--- BEGIN Exercise data ---

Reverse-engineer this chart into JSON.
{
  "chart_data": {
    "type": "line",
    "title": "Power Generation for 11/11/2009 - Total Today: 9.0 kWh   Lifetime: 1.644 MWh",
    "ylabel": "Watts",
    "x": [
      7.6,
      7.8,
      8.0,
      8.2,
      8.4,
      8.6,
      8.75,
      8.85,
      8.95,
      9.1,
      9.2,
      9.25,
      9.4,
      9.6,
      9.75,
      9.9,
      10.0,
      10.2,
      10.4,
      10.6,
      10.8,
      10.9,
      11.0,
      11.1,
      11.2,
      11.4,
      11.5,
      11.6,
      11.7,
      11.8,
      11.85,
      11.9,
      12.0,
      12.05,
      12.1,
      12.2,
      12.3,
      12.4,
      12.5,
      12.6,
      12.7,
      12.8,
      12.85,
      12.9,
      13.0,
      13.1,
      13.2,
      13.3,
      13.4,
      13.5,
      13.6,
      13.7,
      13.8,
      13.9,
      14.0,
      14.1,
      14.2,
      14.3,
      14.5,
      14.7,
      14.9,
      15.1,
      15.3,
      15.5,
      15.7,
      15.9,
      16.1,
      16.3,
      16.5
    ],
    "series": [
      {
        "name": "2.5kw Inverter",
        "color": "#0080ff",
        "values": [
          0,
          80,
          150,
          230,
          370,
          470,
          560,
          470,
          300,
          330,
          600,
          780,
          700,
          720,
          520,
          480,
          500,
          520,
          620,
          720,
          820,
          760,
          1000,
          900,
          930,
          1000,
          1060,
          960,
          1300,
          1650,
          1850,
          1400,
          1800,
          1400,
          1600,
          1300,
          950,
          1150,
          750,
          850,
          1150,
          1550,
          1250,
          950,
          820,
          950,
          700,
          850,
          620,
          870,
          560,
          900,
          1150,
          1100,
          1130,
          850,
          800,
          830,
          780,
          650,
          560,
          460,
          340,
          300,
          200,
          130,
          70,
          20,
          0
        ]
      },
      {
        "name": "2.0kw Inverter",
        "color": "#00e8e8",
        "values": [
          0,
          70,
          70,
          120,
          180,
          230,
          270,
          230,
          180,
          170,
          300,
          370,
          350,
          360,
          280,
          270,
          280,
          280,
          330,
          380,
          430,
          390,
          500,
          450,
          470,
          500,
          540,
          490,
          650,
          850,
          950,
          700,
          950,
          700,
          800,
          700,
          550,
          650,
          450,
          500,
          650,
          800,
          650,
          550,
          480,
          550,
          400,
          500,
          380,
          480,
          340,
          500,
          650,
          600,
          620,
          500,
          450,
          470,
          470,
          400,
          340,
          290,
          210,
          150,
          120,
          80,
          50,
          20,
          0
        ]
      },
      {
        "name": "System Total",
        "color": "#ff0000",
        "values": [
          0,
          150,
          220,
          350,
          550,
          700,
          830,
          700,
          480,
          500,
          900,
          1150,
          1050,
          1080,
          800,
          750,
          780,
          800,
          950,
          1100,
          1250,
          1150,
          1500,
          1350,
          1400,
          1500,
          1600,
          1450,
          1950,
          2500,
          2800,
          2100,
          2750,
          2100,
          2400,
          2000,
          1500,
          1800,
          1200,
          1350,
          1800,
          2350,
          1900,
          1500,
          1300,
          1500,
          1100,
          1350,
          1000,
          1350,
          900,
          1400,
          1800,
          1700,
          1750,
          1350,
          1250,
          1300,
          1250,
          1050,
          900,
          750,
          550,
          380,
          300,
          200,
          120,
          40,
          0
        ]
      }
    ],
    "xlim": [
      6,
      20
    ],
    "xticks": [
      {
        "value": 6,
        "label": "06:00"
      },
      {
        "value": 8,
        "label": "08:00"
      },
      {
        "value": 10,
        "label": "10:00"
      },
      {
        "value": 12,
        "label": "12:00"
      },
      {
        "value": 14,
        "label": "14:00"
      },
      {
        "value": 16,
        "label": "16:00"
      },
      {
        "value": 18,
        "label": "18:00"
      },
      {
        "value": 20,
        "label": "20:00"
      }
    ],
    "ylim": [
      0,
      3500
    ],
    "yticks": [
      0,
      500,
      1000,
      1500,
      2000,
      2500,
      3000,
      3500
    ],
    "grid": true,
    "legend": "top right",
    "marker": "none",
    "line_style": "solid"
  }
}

--- END Exercise data ---

**Work to do**
Going through the entries above, report how many lines include the string "color". The number alone is the answer.

**Exercise result**
3